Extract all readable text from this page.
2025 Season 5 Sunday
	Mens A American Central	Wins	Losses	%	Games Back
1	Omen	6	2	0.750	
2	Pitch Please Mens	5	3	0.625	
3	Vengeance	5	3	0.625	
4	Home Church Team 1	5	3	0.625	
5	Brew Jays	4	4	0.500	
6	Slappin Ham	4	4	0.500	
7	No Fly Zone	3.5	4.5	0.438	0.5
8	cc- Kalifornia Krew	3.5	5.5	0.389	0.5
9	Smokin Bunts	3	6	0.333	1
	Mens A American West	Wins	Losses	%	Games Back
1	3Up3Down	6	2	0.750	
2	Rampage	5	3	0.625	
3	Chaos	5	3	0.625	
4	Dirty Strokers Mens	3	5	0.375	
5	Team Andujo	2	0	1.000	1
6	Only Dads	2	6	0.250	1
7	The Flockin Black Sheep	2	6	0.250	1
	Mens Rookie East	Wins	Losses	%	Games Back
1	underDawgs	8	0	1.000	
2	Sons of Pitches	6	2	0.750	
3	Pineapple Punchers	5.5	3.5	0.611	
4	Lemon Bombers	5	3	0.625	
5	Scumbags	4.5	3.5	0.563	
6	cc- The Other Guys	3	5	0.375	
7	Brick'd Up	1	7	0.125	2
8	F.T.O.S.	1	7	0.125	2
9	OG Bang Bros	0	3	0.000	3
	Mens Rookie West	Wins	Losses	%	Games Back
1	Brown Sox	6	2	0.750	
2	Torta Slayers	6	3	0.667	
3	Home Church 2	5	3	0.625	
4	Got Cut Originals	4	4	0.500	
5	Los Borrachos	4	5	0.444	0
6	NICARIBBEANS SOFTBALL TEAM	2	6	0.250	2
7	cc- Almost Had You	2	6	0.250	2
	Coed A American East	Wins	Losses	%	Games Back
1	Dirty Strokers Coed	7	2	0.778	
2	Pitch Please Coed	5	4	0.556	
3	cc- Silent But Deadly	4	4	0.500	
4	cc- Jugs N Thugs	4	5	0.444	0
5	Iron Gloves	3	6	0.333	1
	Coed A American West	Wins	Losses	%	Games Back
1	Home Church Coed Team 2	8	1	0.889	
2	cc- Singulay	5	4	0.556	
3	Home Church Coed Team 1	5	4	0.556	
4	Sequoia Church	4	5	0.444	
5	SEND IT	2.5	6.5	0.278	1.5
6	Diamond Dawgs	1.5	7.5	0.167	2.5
************
[REQUIRED WORK]: List every line above that contains the word "West".

[COMPLETE ANSWER]:
	Mens A American West	Wins	Losses	%	Games Back
	Mens Rookie West	Wins	Losses	%	Games Back
	Coed A American West	Wins	Losses	%	Games Back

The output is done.